--- EXERCISE DETAILS ---
Repeat the lines below exactly as they appear, but leave out the images.
═══ INPUT MATERIAL ═══
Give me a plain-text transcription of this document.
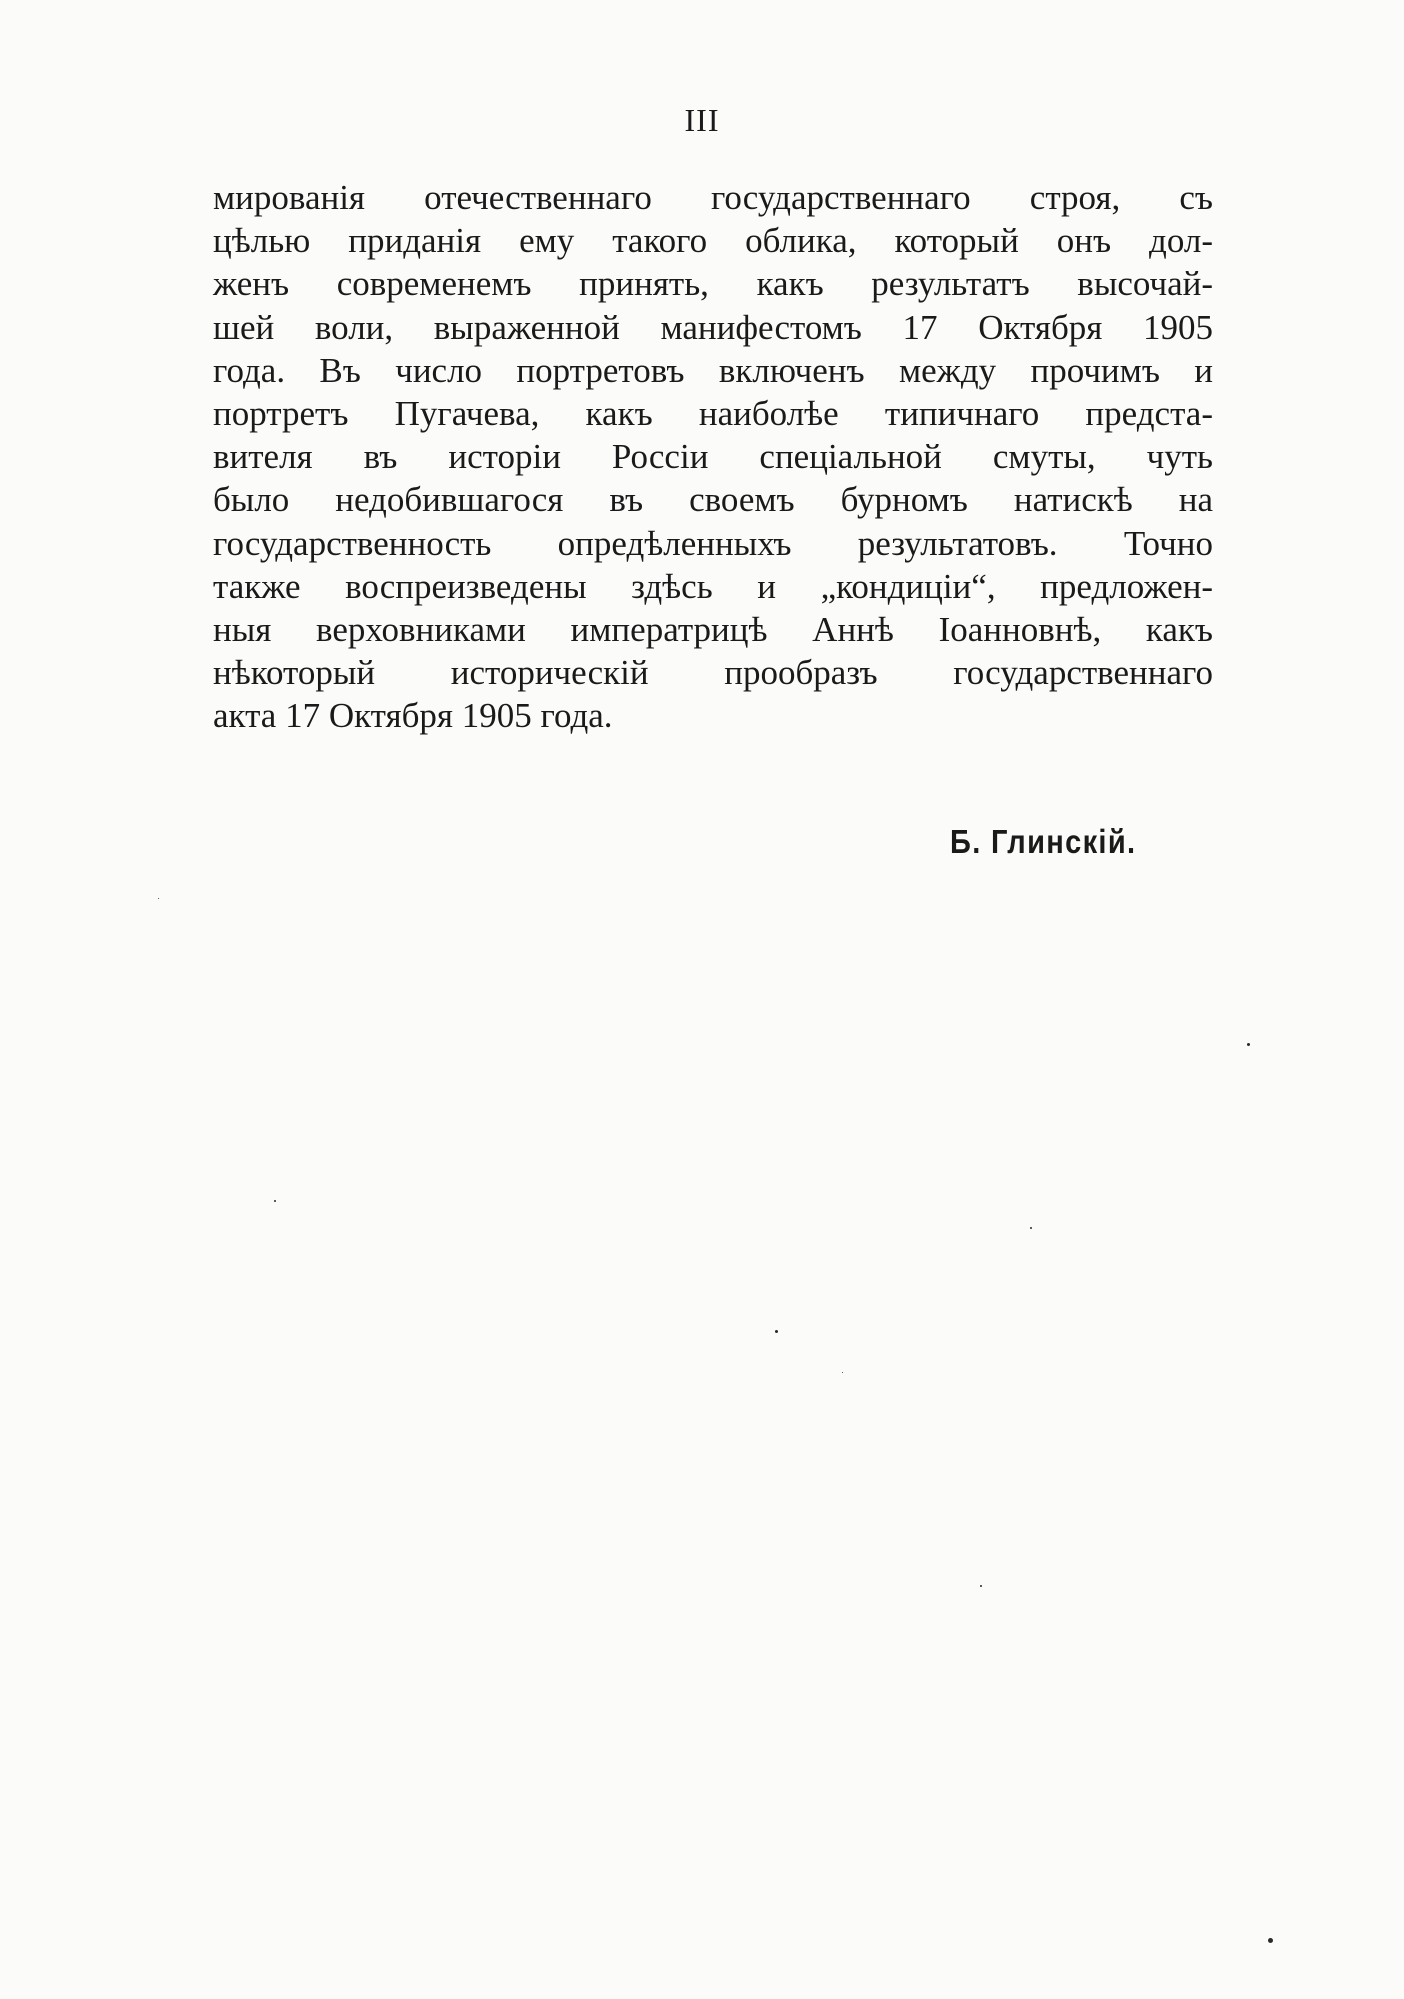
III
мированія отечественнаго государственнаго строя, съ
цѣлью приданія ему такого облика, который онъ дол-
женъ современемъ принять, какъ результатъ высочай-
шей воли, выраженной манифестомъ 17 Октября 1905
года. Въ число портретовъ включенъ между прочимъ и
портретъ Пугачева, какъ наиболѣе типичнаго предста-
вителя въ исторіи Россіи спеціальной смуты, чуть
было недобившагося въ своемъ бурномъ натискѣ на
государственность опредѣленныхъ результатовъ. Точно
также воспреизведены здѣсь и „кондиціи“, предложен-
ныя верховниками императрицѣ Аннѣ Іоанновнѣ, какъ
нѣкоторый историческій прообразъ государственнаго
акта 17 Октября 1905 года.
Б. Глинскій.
═══
--- RIGHT ANSWER ---
Give me a plain-text transcription of this document.
III
мированія отечественнаго государственнаго строя, съ
цѣлью приданія ему такого облика, который онъ дол-
женъ современемъ принять, какъ результатъ высочай-
шей воли, выраженной манифестомъ 17 Октября 1905
года. Въ число портретовъ включенъ между прочимъ и
портретъ Пугачева, какъ наиболѣе типичнаго предста-
вителя въ исторіи Россіи спеціальной смуты, чуть
было недобившагося въ своемъ бурномъ натискѣ на
государственность опредѣленныхъ результатовъ. Точно
также воспреизведены здѣсь и „кондиціи“, предложен-
ныя верховниками императрицѣ Аннѣ Іоанновнѣ, какъ
нѣкоторый историческій прообразъ государственнаго
акта 17 Октября 1905 года.
Б. Глинскій.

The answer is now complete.